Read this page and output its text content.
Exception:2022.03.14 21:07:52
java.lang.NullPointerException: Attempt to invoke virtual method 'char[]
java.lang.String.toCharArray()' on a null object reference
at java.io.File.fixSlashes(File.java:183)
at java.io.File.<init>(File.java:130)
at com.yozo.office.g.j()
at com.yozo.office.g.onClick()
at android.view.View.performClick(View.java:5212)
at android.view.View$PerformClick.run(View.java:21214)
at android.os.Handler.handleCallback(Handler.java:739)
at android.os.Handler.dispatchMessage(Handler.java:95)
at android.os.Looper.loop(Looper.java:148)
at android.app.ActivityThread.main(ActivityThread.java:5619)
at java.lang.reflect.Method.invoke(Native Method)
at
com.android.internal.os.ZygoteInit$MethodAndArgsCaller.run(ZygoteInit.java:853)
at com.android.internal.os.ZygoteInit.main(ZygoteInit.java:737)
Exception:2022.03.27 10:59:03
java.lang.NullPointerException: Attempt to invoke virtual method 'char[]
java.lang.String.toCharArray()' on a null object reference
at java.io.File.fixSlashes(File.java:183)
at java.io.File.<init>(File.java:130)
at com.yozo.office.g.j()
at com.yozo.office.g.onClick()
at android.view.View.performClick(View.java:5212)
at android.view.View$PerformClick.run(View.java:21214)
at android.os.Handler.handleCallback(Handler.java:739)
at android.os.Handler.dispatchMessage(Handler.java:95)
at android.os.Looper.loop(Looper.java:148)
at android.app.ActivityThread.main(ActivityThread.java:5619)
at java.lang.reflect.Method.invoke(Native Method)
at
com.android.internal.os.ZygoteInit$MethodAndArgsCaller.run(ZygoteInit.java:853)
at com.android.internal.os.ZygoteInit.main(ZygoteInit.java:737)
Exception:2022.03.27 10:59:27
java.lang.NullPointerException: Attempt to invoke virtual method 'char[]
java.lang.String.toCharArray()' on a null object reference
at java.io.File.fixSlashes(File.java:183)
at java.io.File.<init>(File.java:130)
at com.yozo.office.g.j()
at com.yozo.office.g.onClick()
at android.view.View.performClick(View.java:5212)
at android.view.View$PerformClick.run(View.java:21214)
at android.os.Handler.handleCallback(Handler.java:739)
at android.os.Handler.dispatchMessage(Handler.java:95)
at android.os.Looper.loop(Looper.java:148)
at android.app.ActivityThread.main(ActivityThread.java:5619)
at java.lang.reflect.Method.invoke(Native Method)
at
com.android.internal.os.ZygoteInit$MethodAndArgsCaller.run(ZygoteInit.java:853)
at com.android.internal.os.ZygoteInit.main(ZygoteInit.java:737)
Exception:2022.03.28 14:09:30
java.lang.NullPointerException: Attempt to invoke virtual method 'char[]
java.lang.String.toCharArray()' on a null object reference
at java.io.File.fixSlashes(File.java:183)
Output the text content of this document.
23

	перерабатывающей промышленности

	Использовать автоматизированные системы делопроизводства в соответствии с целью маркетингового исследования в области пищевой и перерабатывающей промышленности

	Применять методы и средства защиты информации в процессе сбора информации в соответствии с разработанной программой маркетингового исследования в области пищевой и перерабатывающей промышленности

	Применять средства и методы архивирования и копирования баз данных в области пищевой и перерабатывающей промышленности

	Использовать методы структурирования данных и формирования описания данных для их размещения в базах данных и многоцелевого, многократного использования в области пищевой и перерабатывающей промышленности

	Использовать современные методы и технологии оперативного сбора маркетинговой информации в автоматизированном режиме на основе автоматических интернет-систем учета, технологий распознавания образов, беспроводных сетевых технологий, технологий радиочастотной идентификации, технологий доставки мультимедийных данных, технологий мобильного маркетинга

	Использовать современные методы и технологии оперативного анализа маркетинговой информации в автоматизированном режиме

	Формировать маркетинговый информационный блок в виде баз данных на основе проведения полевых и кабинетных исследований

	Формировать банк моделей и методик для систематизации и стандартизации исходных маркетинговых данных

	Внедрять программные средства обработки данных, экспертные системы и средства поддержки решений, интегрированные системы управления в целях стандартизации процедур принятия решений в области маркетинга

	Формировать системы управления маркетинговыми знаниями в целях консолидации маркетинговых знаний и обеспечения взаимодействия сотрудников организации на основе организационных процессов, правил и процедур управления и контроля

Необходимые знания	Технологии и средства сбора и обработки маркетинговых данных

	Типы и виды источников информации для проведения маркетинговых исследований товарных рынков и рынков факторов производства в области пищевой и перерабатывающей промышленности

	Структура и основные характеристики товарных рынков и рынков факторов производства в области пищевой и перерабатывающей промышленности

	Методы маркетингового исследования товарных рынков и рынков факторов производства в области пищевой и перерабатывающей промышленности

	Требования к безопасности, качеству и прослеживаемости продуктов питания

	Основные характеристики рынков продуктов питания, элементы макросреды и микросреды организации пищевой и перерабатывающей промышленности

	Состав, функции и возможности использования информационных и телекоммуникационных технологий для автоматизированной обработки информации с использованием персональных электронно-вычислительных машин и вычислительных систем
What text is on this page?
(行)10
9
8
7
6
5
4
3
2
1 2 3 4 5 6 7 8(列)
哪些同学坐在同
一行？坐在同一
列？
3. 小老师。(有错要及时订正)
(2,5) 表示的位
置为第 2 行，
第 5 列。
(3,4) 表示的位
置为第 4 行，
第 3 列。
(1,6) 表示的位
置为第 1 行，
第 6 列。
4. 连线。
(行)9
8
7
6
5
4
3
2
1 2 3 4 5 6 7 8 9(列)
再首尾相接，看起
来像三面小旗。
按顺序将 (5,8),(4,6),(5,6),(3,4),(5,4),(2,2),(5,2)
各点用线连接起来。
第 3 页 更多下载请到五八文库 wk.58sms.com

# # #

__Directions for this task__. Wherever a line in the data above holds "товарных", copy that line.

__Reply__.
	Типы и виды источников информации для проведения маркетинговых исследований товарных рынков и рынков факторов производства в области пищевой и перерабатывающей промышленности
	Структура и основные характеристики товарных рынков и рынков факторов производства в области пищевой и перерабатывающей промышленности
	Методы маркетингового исследования товарных рынков и рынков факторов производства в области пищевой и перерабатывающей промышленности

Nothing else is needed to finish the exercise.